**WHAT IS BEING ASKED:** Which lines contain the word "solid"? Return each of them as written.

**EXTRACTED MATERIAL:**
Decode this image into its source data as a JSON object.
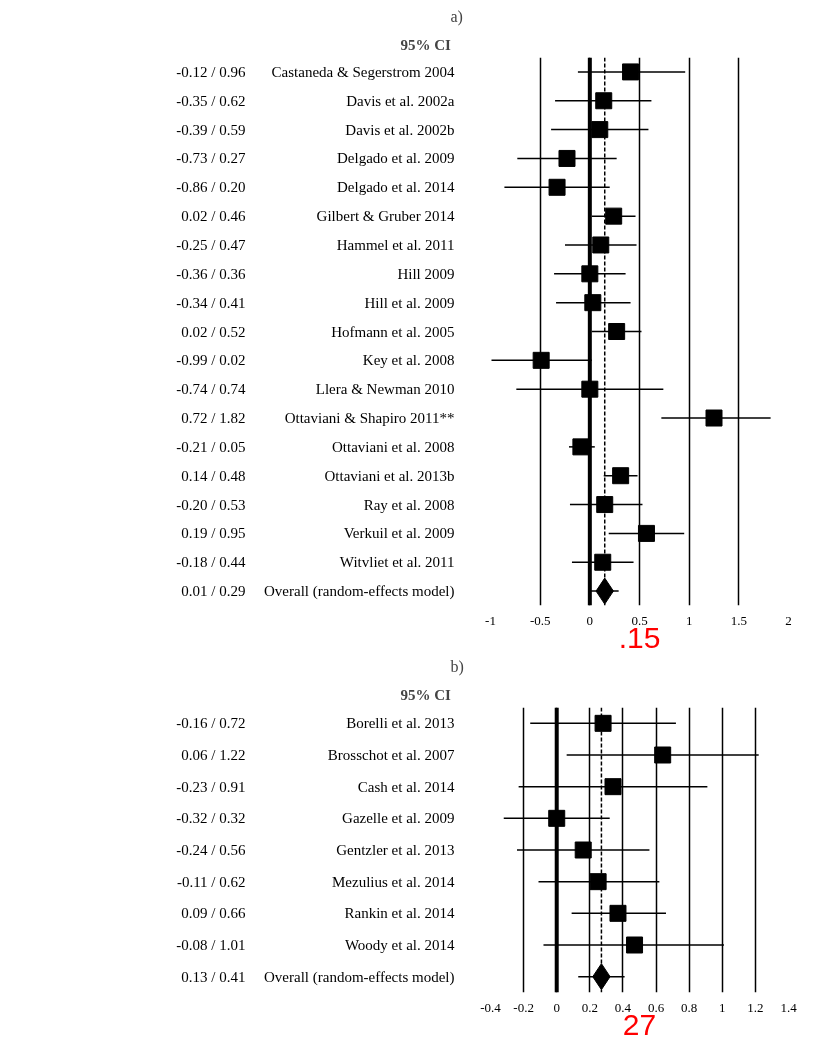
{
  "chart_data": [
    {
      "type": "scatter",
      "title": "a)",
      "subtitle": "95% CI",
      "orientation": "horizontal",
      "grid": "x",
      "categories": [
        "Castaneda & Segerstrom 2004",
        "Davis et al. 2002a",
        "Davis et al. 2002b",
        "Delgado et al. 2009",
        "Delgado et al. 2014",
        "Gilbert & Gruber 2014",
        "Hammel et al. 2011",
        "Hill 2009",
        "Hill et al. 2009",
        "Hofmann et al. 2005",
        "Key et al. 2008",
        "Llera & Newman 2010",
        "Ottaviani & Shapiro 2011**",
        "Ottaviani et al. 2008",
        "Ottaviani et al. 2013b",
        "Ray et al. 2008",
        "Verkuil et al. 2009",
        "Witvliet et al. 2011",
        "Overall (random-effects model)"
      ],
      "value_labels": [
        "-0.12 / 0.96",
        "-0.35 / 0.62",
        "-0.39 / 0.59",
        "-0.73 / 0.27",
        "-0.86 / 0.20",
        "0.02 / 0.46",
        "-0.25 / 0.47",
        "-0.36 / 0.36",
        "-0.34 / 0.41",
        "0.02 / 0.52",
        "-0.99 / 0.02",
        "-0.74 / 0.74",
        "0.72 / 1.82",
        "-0.21 / 0.05",
        "0.14 / 0.48",
        "-0.20 / 0.53",
        "0.19 / 0.95",
        "-0.18 / 0.44",
        "0.01 / 0.29"
      ],
      "series": [
        {
          "marker": "square",
          "color": "#000000",
          "values": [
            0.41,
            0.14,
            0.1,
            -0.23,
            -0.33,
            0.24,
            0.11,
            0.0,
            0.03,
            0.27,
            -0.49,
            0.0,
            1.25,
            -0.09,
            0.31,
            0.15,
            0.57,
            0.13,
            null
          ],
          "errors": [
            [
              -0.12,
              0.96
            ],
            [
              -0.35,
              0.62
            ],
            [
              -0.39,
              0.59
            ],
            [
              -0.73,
              0.27
            ],
            [
              -0.86,
              0.2
            ],
            [
              0.02,
              0.46
            ],
            [
              -0.25,
              0.47
            ],
            [
              -0.36,
              0.36
            ],
            [
              -0.34,
              0.41
            ],
            [
              0.02,
              0.52
            ],
            [
              -0.99,
              0.02
            ],
            [
              -0.74,
              0.74
            ],
            [
              0.72,
              1.82
            ],
            [
              -0.21,
              0.05
            ],
            [
              0.14,
              0.48
            ],
            [
              -0.2,
              0.53
            ],
            [
              0.19,
              0.95
            ],
            [
              -0.18,
              0.44
            ],
            null
          ]
        },
        {
          "marker": "diamond",
          "color": "#000000",
          "values": [
            null,
            null,
            null,
            null,
            null,
            null,
            null,
            null,
            null,
            null,
            null,
            null,
            null,
            null,
            null,
            null,
            null,
            null,
            0.15
          ],
          "errors": [
            null,
            null,
            null,
            null,
            null,
            null,
            null,
            null,
            null,
            null,
            null,
            null,
            null,
            null,
            null,
            null,
            null,
            null,
            [
              0.01,
              0.29
            ]
          ]
        }
      ],
      "xlim": [
        -1,
        2
      ],
      "xticks": [
        -1,
        -0.5,
        0,
        0.5,
        1,
        1.5,
        2
      ],
      "ref_lines": [
        {
          "axis": "x",
          "value": 0,
          "line_style": "solid"
        },
        {
          "axis": "x",
          "value": 0.15,
          "line_style": "dashed"
        }
      ],
      "annotations": [
        ".15"
      ]
    },
    {
      "type": "scatter",
      "title": "b)",
      "subtitle": "95% CI",
      "orientation": "horizontal",
      "grid": "x",
      "categories": [
        "Borelli et al. 2013",
        "Brosschot et al. 2007",
        "Cash et al. 2014",
        "Gazelle et al. 2009",
        "Gentzler et al. 2013",
        "Mezulius et al. 2014",
        "Rankin et al. 2014",
        "Woody et al. 2014",
        "Overall (random-effects model)"
      ],
      "value_labels": [
        "-0.16 / 0.72",
        "0.06 / 1.22",
        "-0.23 / 0.91",
        "-0.32 / 0.32",
        "-0.24 / 0.56",
        "-0.11 / 0.62",
        "0.09 / 0.66",
        "-0.08 / 1.01",
        "0.13 / 0.41"
      ],
      "series": [
        {
          "marker": "square",
          "color": "#000000",
          "values": [
            0.28,
            0.64,
            0.34,
            0.0,
            0.16,
            0.25,
            0.37,
            0.47,
            null
          ],
          "errors": [
            [
              -0.16,
              0.72
            ],
            [
              0.06,
              1.22
            ],
            [
              -0.23,
              0.91
            ],
            [
              -0.32,
              0.32
            ],
            [
              -0.24,
              0.56
            ],
            [
              -0.11,
              0.62
            ],
            [
              0.09,
              0.66
            ],
            [
              -0.08,
              1.01
            ],
            null
          ]
        },
        {
          "marker": "diamond",
          "color": "#000000",
          "values": [
            null,
            null,
            null,
            null,
            null,
            null,
            null,
            null,
            0.27
          ],
          "errors": [
            null,
            null,
            null,
            null,
            null,
            null,
            null,
            null,
            [
              0.13,
              0.41
            ]
          ]
        }
      ],
      "xlim": [
        -0.4,
        1.4
      ],
      "xticks": [
        -0.4,
        -0.2,
        0,
        0.2,
        0.4,
        0.6,
        0.8,
        1,
        1.2,
        1.4
      ],
      "ref_lines": [
        {
          "axis": "x",
          "value": 0,
          "line_style": "solid"
        },
        {
          "axis": "x",
          "value": 0.27,
          "line_style": "dashed"
        }
      ],
      "annotations": [
        "27"
      ]
    }
  ]
}
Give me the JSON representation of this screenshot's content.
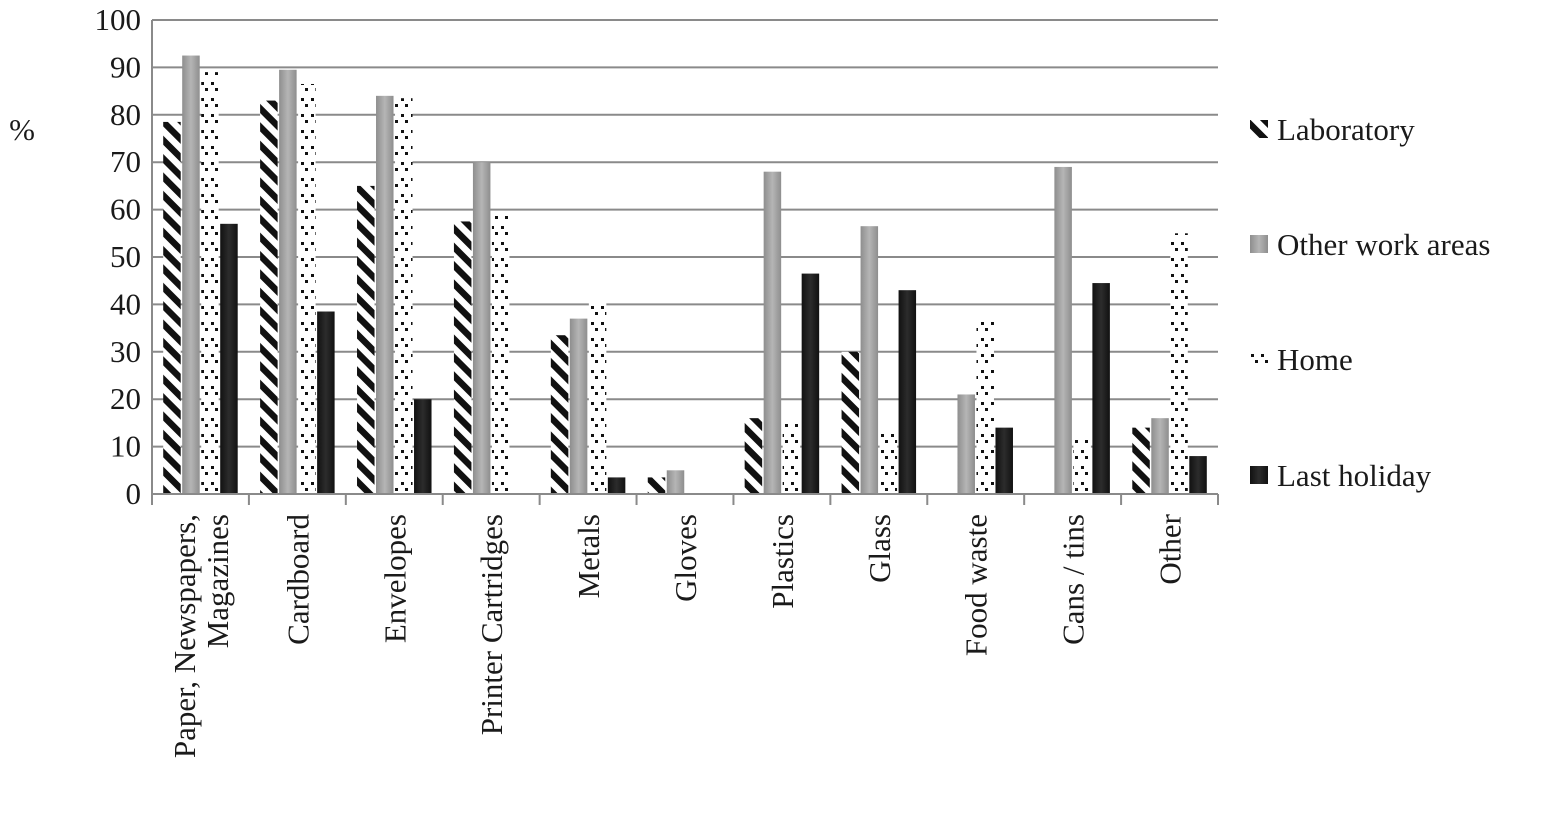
{
  "chart_data": {
    "type": "bar",
    "ylabel": "%",
    "xlabel": "",
    "title": "",
    "ylim": [
      0,
      100
    ],
    "yticks": [
      0,
      10,
      20,
      30,
      40,
      50,
      60,
      70,
      80,
      90,
      100
    ],
    "grid": true,
    "legend_position": "right",
    "categories": [
      [
        "Paper, Newspapers,",
        "Magazines"
      ],
      [
        "Cardboard"
      ],
      [
        "Envelopes"
      ],
      [
        "Printer Cartridges"
      ],
      [
        "Metals"
      ],
      [
        "Gloves"
      ],
      [
        "Plastics"
      ],
      [
        "Glass"
      ],
      [
        "Food waste"
      ],
      [
        "Cans / tins"
      ],
      [
        "Other"
      ]
    ],
    "series": [
      {
        "name": "Laboratory",
        "pattern": "diagonal-stripes",
        "color": "#111111",
        "values": [
          78.5,
          83,
          65,
          57.5,
          33.5,
          3.5,
          16,
          30,
          0,
          0,
          14
        ]
      },
      {
        "name": "Other work areas",
        "pattern": "solid-gradient",
        "color": "#9b9b9b",
        "values": [
          92.5,
          89.5,
          84,
          70,
          37,
          5,
          68,
          56.5,
          21,
          69,
          16
        ]
      },
      {
        "name": "Home",
        "pattern": "dotted",
        "color": "#111111",
        "values": [
          89,
          86.5,
          83.5,
          59,
          40.5,
          0,
          15,
          13.5,
          36.5,
          11.5,
          55
        ]
      },
      {
        "name": "Last holiday",
        "pattern": "solid",
        "color": "#1e1e1e",
        "values": [
          57,
          38.5,
          20,
          0,
          3.5,
          0,
          46.5,
          43,
          14,
          44.5,
          8
        ]
      }
    ]
  }
}
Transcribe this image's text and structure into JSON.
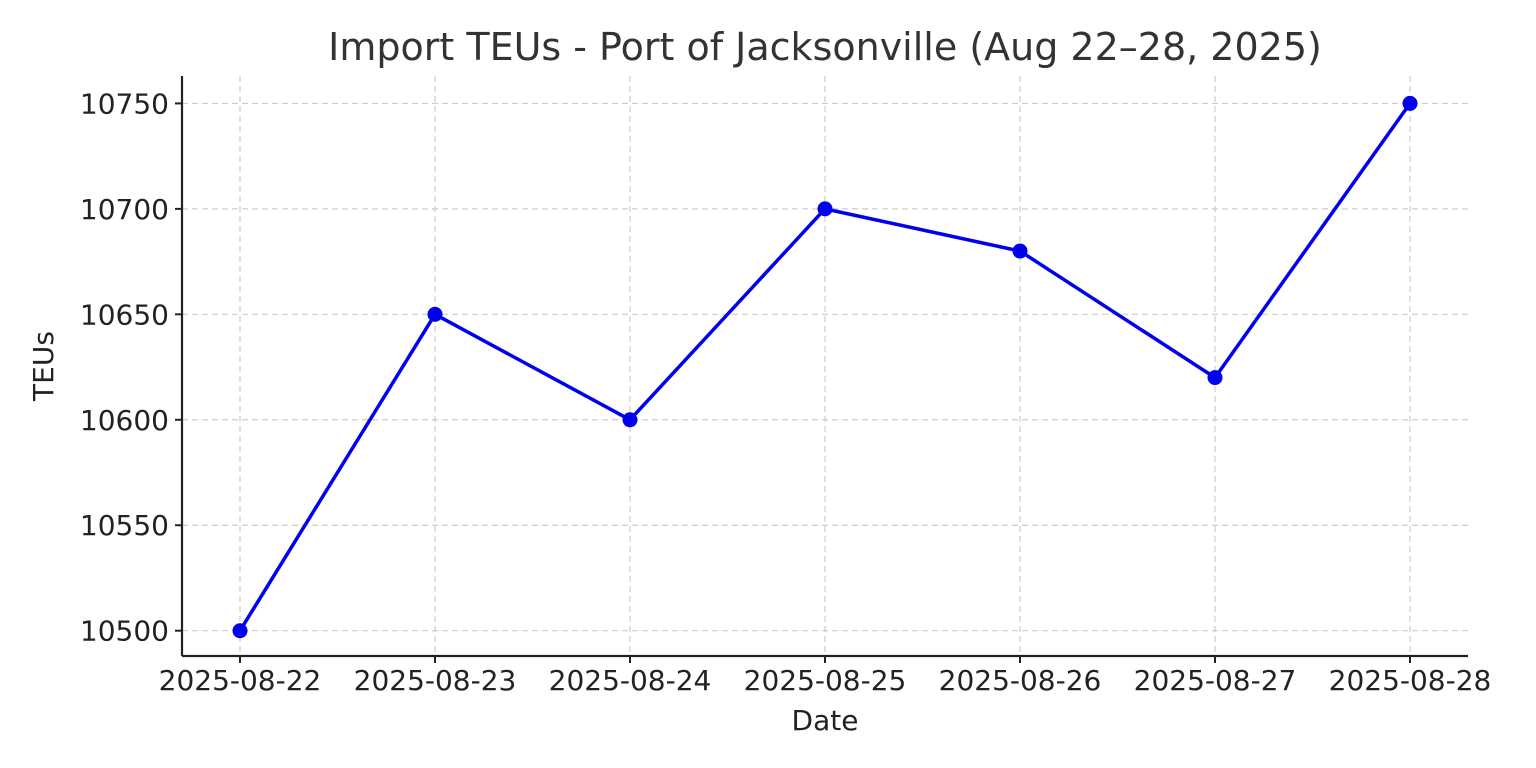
{
  "chart_data": {
    "type": "line",
    "title": "Import TEUs - Port of Jacksonville (Aug 22–28, 2025)",
    "xlabel": "Date",
    "ylabel": "TEUs",
    "x": [
      "2025-08-22",
      "2025-08-23",
      "2025-08-24",
      "2025-08-25",
      "2025-08-26",
      "2025-08-27",
      "2025-08-28"
    ],
    "series": [
      {
        "values": [
          10500,
          10650,
          10600,
          10700,
          10680,
          10620,
          10750
        ],
        "color": "#0000ee"
      }
    ],
    "yticks": [
      10500,
      10550,
      10600,
      10650,
      10700,
      10750
    ],
    "ylim": [
      10488,
      10763
    ],
    "grid": true,
    "marker": "circle"
  }
}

**EXERCISE SOLUTION:**
          "line_style": "solid"
          "line_style": "solid"
        "pattern": "solid-gradient",
        "pattern": "solid",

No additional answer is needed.